(Aim) Using the entries that follow, state how many lines contain the word "this". The response is that number and nothing more.

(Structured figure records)

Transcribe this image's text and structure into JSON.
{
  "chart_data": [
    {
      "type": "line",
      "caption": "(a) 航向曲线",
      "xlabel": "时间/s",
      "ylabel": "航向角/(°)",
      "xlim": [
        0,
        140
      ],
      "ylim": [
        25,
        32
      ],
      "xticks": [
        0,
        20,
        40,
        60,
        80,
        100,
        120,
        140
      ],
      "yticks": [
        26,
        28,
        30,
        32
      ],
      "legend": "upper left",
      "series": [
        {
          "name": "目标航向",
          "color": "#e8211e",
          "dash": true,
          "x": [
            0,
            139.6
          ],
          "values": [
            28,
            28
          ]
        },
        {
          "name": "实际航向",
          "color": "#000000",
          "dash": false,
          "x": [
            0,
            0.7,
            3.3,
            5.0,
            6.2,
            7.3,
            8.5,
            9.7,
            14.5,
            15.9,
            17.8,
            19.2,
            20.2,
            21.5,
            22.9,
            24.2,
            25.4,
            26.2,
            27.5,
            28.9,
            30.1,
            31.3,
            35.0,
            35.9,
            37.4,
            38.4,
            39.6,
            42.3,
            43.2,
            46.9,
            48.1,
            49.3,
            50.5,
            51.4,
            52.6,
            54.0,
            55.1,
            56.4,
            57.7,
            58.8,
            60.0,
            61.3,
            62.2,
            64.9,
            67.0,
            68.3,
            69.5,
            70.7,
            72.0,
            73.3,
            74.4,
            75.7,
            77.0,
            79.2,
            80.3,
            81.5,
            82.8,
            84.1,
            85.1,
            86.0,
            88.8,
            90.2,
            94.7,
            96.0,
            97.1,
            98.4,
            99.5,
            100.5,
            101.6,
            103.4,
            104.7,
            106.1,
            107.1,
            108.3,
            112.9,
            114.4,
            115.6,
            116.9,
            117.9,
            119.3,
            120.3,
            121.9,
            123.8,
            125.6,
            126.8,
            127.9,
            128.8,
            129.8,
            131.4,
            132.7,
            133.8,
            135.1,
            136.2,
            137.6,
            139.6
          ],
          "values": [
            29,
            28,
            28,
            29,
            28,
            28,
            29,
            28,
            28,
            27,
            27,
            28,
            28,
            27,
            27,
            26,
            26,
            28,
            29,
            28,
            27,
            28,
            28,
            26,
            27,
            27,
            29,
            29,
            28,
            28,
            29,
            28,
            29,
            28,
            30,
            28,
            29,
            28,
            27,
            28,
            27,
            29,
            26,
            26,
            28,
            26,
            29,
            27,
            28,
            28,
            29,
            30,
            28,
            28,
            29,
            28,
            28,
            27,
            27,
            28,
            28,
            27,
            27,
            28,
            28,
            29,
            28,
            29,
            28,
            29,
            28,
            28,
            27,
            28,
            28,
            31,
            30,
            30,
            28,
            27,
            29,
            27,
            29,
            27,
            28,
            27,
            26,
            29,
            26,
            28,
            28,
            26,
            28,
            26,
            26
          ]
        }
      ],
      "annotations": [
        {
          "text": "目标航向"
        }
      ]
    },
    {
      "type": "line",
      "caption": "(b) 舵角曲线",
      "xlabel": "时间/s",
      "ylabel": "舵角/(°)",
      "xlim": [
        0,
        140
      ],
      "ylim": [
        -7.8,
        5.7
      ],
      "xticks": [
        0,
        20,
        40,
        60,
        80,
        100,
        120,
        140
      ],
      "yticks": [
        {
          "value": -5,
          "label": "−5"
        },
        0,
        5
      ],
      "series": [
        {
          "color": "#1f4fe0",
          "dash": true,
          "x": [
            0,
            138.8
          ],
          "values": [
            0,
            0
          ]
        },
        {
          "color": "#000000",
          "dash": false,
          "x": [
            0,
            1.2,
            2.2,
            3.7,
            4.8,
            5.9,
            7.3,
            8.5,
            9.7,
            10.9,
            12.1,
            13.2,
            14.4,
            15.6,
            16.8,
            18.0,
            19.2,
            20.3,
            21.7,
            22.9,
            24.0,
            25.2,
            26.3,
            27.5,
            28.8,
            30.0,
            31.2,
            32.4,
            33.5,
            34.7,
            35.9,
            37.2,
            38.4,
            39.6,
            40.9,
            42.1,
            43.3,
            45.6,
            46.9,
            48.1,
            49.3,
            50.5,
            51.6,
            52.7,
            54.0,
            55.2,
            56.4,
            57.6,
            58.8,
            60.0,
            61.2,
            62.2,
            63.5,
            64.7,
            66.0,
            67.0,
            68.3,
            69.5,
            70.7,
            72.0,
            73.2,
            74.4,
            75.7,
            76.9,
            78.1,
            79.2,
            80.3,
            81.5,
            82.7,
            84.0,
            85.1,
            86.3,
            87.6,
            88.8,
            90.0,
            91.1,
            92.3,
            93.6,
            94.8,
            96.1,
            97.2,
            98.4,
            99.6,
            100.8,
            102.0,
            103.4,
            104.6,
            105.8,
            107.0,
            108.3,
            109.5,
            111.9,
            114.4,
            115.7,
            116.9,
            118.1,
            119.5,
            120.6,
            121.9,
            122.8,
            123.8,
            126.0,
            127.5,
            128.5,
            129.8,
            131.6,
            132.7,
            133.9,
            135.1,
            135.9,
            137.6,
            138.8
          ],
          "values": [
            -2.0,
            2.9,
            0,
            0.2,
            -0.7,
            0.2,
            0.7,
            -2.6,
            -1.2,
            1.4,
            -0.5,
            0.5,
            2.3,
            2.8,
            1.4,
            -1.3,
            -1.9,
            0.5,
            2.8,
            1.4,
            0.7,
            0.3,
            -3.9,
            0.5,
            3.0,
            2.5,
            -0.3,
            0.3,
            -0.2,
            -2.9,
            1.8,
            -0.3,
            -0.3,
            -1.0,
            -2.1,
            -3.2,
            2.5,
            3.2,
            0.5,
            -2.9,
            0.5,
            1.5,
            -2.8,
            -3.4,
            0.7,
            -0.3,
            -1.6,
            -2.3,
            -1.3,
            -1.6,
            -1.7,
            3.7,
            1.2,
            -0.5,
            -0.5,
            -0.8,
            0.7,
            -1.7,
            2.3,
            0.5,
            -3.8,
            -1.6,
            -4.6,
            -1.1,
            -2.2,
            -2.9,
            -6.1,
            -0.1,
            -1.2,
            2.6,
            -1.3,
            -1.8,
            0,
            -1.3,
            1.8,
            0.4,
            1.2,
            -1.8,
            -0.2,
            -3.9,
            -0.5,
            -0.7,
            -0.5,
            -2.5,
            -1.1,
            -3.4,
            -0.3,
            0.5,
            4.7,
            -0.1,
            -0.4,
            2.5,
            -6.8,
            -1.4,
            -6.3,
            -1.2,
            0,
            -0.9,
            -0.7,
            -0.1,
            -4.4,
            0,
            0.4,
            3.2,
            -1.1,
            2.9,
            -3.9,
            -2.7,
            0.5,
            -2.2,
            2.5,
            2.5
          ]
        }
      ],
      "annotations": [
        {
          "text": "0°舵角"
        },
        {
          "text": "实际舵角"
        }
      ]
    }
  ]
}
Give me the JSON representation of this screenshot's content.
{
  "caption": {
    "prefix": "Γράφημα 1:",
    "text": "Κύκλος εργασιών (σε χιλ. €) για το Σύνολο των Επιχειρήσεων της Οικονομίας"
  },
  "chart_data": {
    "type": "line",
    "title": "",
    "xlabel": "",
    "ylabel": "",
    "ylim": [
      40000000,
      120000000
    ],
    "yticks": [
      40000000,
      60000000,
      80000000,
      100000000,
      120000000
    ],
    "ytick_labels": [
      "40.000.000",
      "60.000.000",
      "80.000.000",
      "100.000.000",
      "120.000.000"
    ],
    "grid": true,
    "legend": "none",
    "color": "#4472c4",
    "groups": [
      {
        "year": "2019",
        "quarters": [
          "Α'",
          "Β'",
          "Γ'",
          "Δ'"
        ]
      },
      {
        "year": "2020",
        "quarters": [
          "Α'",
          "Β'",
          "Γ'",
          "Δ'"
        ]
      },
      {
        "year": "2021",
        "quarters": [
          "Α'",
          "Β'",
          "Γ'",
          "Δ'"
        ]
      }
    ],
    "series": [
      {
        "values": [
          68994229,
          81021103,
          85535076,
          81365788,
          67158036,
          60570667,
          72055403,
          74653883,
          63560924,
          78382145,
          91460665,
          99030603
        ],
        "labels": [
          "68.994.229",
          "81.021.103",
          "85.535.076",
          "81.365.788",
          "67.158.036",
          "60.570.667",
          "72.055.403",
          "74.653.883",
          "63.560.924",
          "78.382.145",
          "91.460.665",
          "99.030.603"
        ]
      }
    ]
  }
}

(Exercise answer) 2